──────── PROVIDED DATA
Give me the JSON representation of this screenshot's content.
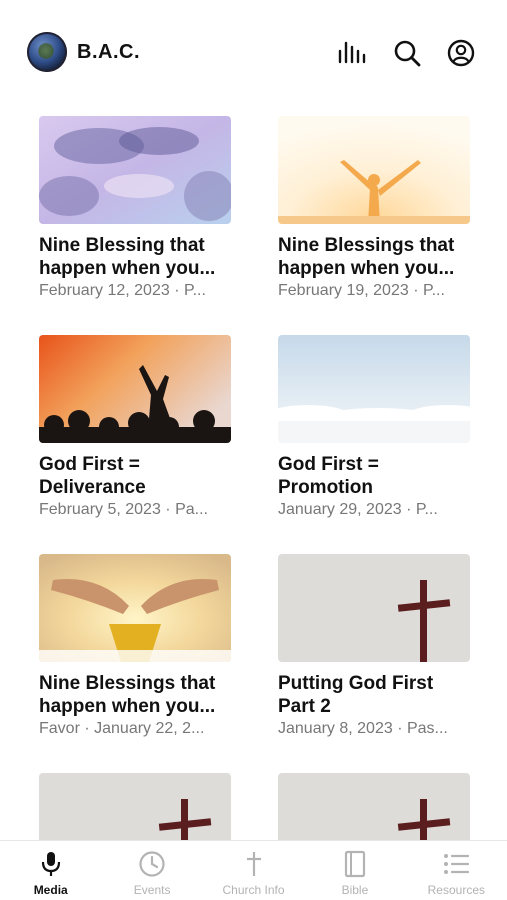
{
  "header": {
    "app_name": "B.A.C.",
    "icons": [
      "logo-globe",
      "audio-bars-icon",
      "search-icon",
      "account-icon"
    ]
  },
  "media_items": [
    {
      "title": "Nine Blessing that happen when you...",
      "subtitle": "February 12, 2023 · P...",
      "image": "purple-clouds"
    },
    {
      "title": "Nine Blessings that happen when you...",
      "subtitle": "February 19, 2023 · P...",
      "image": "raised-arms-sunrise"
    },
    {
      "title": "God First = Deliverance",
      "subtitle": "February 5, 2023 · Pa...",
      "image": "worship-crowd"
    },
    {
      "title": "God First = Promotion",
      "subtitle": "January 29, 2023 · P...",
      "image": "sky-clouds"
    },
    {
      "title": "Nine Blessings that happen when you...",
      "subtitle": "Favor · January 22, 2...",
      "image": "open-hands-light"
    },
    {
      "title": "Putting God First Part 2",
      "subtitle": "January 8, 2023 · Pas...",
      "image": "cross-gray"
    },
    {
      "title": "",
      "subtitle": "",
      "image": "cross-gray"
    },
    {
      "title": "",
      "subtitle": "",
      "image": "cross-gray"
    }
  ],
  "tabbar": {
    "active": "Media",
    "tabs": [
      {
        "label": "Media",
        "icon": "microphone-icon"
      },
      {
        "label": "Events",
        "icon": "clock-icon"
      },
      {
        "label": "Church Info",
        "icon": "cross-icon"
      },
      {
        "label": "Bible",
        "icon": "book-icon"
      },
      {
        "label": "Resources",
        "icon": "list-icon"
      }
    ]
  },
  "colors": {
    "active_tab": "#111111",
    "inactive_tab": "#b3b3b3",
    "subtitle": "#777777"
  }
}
────────────────
[SET EXERCISE] Copy every line of the data exactly as written, excluding the pictures.

[WRITTEN SOLUTION]
Give me the JSON representation of this screenshot's content.
{
  "header": {
    "app_name": "B.A.C.",
    "icons": [
      "logo-globe",
      "audio-bars-icon",
      "search-icon",
      "account-icon"
    ]
  },
  "media_items": [
    {
      "title": "Nine Blessing that happen when you...",
      "subtitle": "February 12, 2023 · P...",
      "image": "purple-clouds"
    },
    {
      "title": "Nine Blessings that happen when you...",
      "subtitle": "February 19, 2023 · P...",
      "image": "raised-arms-sunrise"
    },
    {
      "title": "God First = Deliverance",
      "subtitle": "February 5, 2023 · Pa...",
      "image": "worship-crowd"
    },
    {
      "title": "God First = Promotion",
      "subtitle": "January 29, 2023 · P...",
      "image": "sky-clouds"
    },
    {
      "title": "Nine Blessings that happen when you...",
      "subtitle": "Favor · January 22, 2...",
      "image": "open-hands-light"
    },
    {
      "title": "Putting God First Part 2",
      "subtitle": "January 8, 2023 · Pas...",
      "image": "cross-gray"
    },
    {
      "title": "",
      "subtitle": "",
      "image": "cross-gray"
    },
    {
      "title": "",
      "subtitle": "",
      "image": "cross-gray"
    }
  ],
  "tabbar": {
    "active": "Media",
    "tabs": [
      {
        "label": "Media",
        "icon": "microphone-icon"
      },
      {
        "label": "Events",
        "icon": "clock-icon"
      },
      {
        "label": "Church Info",
        "icon": "cross-icon"
      },
      {
        "label": "Bible",
        "icon": "book-icon"
      },
      {
        "label": "Resources",
        "icon": "list-icon"
      }
    ]
  },
  "colors": {
    "active_tab": "#111111",
    "inactive_tab": "#b3b3b3",
    "subtitle": "#777777"
  }
}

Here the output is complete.